TASK TO CARRY OUT
Go through the records and give each one again exactly.

····················

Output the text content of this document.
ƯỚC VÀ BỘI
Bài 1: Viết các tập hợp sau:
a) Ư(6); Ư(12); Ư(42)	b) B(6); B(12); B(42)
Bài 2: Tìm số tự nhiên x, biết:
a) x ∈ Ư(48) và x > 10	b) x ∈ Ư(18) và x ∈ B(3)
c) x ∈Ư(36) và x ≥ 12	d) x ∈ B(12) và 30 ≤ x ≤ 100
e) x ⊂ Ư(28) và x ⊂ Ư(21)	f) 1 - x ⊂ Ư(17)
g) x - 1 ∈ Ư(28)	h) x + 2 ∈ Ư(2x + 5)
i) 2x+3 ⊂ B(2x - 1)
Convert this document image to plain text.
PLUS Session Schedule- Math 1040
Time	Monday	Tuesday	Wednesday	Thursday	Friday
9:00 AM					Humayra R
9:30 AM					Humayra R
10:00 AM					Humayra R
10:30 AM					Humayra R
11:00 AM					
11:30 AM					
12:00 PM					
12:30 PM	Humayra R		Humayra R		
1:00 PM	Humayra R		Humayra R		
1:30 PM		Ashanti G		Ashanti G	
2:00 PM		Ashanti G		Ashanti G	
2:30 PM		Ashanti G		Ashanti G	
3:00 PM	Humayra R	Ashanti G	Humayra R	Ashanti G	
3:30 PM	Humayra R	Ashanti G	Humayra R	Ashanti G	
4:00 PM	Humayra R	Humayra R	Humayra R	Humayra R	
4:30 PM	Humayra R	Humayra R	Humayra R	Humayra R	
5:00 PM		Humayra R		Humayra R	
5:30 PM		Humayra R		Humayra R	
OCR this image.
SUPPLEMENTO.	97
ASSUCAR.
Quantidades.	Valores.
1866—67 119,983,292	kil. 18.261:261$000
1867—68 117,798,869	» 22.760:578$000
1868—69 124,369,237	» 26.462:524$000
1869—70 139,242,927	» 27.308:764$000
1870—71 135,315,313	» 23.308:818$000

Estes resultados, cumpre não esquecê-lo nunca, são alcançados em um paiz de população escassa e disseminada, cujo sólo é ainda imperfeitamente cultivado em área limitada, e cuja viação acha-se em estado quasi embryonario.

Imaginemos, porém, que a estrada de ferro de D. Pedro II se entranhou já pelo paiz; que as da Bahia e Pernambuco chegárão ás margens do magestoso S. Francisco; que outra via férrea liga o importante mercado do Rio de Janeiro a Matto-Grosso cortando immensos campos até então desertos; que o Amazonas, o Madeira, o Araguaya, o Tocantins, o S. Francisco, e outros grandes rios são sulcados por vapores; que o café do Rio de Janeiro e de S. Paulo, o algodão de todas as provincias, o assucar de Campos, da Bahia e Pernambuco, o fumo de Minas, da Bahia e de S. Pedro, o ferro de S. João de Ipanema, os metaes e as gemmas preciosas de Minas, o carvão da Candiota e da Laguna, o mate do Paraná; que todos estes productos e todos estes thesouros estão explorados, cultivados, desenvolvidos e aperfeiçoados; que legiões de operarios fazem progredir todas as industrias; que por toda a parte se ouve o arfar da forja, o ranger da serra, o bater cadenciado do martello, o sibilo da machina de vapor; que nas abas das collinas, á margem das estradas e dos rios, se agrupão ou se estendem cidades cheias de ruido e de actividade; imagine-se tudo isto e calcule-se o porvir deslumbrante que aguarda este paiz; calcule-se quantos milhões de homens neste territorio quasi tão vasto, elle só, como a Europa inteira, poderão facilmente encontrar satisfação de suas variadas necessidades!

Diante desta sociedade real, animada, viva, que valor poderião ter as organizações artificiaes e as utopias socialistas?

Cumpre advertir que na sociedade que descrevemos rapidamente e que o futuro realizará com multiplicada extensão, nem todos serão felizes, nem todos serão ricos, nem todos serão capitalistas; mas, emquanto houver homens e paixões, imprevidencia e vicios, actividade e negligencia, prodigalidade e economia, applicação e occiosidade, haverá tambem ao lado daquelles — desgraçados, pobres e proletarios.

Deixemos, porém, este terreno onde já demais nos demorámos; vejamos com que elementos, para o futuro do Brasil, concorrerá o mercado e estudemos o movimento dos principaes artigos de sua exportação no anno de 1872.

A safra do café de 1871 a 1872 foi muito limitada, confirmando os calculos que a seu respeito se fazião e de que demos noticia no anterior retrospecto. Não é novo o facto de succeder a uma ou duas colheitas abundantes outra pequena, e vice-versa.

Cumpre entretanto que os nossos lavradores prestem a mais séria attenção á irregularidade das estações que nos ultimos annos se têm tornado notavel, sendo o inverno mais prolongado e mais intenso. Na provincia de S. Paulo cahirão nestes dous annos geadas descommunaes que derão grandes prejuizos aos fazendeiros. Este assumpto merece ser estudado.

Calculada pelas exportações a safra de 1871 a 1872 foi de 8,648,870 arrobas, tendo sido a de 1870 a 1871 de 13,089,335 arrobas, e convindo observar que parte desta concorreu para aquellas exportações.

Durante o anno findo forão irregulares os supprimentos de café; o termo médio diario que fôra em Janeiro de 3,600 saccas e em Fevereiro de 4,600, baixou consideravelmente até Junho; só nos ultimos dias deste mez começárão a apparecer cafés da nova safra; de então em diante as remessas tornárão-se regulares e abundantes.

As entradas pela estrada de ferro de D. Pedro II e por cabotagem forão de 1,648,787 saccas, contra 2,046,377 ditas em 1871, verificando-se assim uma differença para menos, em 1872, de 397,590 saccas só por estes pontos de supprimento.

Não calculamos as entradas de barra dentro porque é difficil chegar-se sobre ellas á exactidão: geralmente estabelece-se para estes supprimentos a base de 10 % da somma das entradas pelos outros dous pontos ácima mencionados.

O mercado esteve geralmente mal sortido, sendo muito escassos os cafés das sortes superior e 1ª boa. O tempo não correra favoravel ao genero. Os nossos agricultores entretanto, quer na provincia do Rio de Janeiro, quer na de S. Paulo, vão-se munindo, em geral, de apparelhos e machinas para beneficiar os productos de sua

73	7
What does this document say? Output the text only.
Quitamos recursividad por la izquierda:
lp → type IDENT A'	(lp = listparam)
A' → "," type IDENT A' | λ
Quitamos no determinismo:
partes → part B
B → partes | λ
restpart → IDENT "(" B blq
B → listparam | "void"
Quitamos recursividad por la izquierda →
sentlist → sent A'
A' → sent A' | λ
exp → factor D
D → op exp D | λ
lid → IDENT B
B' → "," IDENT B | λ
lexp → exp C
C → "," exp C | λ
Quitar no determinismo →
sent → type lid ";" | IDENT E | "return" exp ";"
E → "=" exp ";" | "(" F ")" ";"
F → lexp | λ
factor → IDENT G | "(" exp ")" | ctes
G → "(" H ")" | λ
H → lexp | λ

····················

FULL ANSWER
Output the text content of this document.
ƯỚC VÀ BỘI
Bài 1: Viết các tập hợp sau:
a) Ư(6); Ư(12); Ư(42)	b) B(6); B(12); B(42)
Bài 2: Tìm số tự nhiên x, biết:
a) x ∈ Ư(48) và x > 10	b) x ∈ Ư(18) và x ∈ B(3)
c) x ∈Ư(36) và x ≥ 12	d) x ∈ B(12) và 30 ≤ x ≤ 100
e) x ⊂ Ư(28) và x ⊂ Ư(21)	f) 1 - x ⊂ Ư(17)
g) x - 1 ∈ Ư(28)	h) x + 2 ∈ Ư(2x + 5)
i) 2x+3 ⊂ B(2x - 1)
Convert this document image to plain text.
PLUS Session Schedule- Math 1040
Time	Monday	Tuesday	Wednesday	Thursday	Friday
9:00 AM					Humayra R
9:30 AM					Humayra R
10:00 AM					Humayra R
10:30 AM					Humayra R
11:00 AM					
11:30 AM					
12:00 PM					
12:30 PM	Humayra R		Humayra R		
1:00 PM	Humayra R		Humayra R		
1:30 PM		Ashanti G		Ashanti G	
2:00 PM		Ashanti G		Ashanti G	
2:30 PM		Ashanti G		Ashanti G	
3:00 PM	Humayra R	Ashanti G	Humayra R	Ashanti G	
3:30 PM	Humayra R	Ashanti G	Humayra R	Ashanti G	
4:00 PM	Humayra R	Humayra R	Humayra R	Humayra R	
4:30 PM	Humayra R	Humayra R	Humayra R	Humayra R	
5:00 PM		Humayra R		Humayra R	
5:30 PM		Humayra R		Humayra R	
OCR this image.
SUPPLEMENTO.	97
ASSUCAR.
Quantidades.	Valores.
1866—67 119,983,292	kil. 18.261:261$000
1867—68 117,798,869	» 22.760:578$000
1868—69 124,369,237	» 26.462:524$000
1869—70 139,242,927	» 27.308:764$000
1870—71 135,315,313	» 23.308:818$000

Estes resultados, cumpre não esquecê-lo nunca, são alcançados em um paiz de população escassa e disseminada, cujo sólo é ainda imperfeitamente cultivado em área limitada, e cuja viação acha-se em estado quasi embryonario.

Imaginemos, porém, que a estrada de ferro de D. Pedro II se entranhou já pelo paiz; que as da Bahia e Pernambuco chegárão ás margens do magestoso S. Francisco; que outra via férrea liga o importante mercado do Rio de Janeiro a Matto-Grosso cortando immensos campos até então desertos; que o Amazonas, o Madeira, o Araguaya, o Tocantins, o S. Francisco, e outros grandes rios são sulcados por vapores; que o café do Rio de Janeiro e de S. Paulo, o algodão de todas as provincias, o assucar de Campos, da Bahia e Pernambuco, o fumo de Minas, da Bahia e de S. Pedro, o ferro de S. João de Ipanema, os metaes e as gemmas preciosas de Minas, o carvão da Candiota e da Laguna, o mate do Paraná; que todos estes productos e todos estes thesouros estão explorados, cultivados, desenvolvidos e aperfeiçoados; que legiões de operarios fazem progredir todas as industrias; que por toda a parte se ouve o arfar da forja, o ranger da serra, o bater cadenciado do martello, o sibilo da machina de vapor; que nas abas das collinas, á margem das estradas e dos rios, se agrupão ou se estendem cidades cheias de ruido e de actividade; imagine-se tudo isto e calcule-se o porvir deslumbrante que aguarda este paiz; calcule-se quantos milhões de homens neste territorio quasi tão vasto, elle só, como a Europa inteira, poderão facilmente encontrar satisfação de suas variadas necessidades!

Diante desta sociedade real, animada, viva, que valor poderião ter as organizações artificiaes e as utopias socialistas?

Cumpre advertir que na sociedade que descrevemos rapidamente e que o futuro realizará com multiplicada extensão, nem todos serão felizes, nem todos serão ricos, nem todos serão capitalistas; mas, emquanto houver homens e paixões, imprevidencia e vicios, actividade e negligencia, prodigalidade e economia, applicação e occiosidade, haverá tambem ao lado daquelles — desgraçados, pobres e proletarios.

Deixemos, porém, este terreno onde já demais nos demorámos; vejamos com que elementos, para o futuro do Brasil, concorrerá o mercado e estudemos o movimento dos principaes artigos de sua exportação no anno de 1872.

A safra do café de 1871 a 1872 foi muito limitada, confirmando os calculos que a seu respeito se fazião e de que demos noticia no anterior retrospecto. Não é novo o facto de succeder a uma ou duas colheitas abundantes outra pequena, e vice-versa.

Cumpre entretanto que os nossos lavradores prestem a mais séria attenção á irregularidade das estações que nos ultimos annos se têm tornado notavel, sendo o inverno mais prolongado e mais intenso. Na provincia de S. Paulo cahirão nestes dous annos geadas descommunaes que derão grandes prejuizos aos fazendeiros. Este assumpto merece ser estudado.

Calculada pelas exportações a safra de 1871 a 1872 foi de 8,648,870 arrobas, tendo sido a de 1870 a 1871 de 13,089,335 arrobas, e convindo observar que parte desta concorreu para aquellas exportações.

Durante o anno findo forão irregulares os supprimentos de café; o termo médio diario que fôra em Janeiro de 3,600 saccas e em Fevereiro de 4,600, baixou consideravelmente até Junho; só nos ultimos dias deste mez começárão a apparecer cafés da nova safra; de então em diante as remessas tornárão-se regulares e abundantes.

As entradas pela estrada de ferro de D. Pedro II e por cabotagem forão de 1,648,787 saccas, contra 2,046,377 ditas em 1871, verificando-se assim uma differença para menos, em 1872, de 397,590 saccas só por estes pontos de supprimento.

Não calculamos as entradas de barra dentro porque é difficil chegar-se sobre ellas á exactidão: geralmente estabelece-se para estes supprimentos a base de 10 % da somma das entradas pelos outros dous pontos ácima mencionados.

O mercado esteve geralmente mal sortido, sendo muito escassos os cafés das sortes superior e 1ª boa. O tempo não correra favoravel ao genero. Os nossos agricultores entretanto, quer na provincia do Rio de Janeiro, quer na de S. Paulo, vão-se munindo, em geral, de apparelhos e machinas para beneficiar os productos de sua

73	7
What does this document say? Output the text only.
Quitamos recursividad por la izquierda:
lp → type IDENT A'	(lp = listparam)
A' → "," type IDENT A' | λ
Quitamos no determinismo:
partes → part B
B → partes | λ
restpart → IDENT "(" B blq
B → listparam | "void"
Quitamos recursividad por la izquierda →
sentlist → sent A'
A' → sent A' | λ
exp → factor D
D → op exp D | λ
lid → IDENT B
B' → "," IDENT B | λ
lexp → exp C
C → "," exp C | λ
Quitar no determinismo →
sent → type lid ";" | IDENT E | "return" exp ";"
E → "=" exp ";" | "(" F ")" ";"
F → lexp | λ
factor → IDENT G | "(" exp ")" | ctes
G → "(" H ")" | λ
H → lexp | λ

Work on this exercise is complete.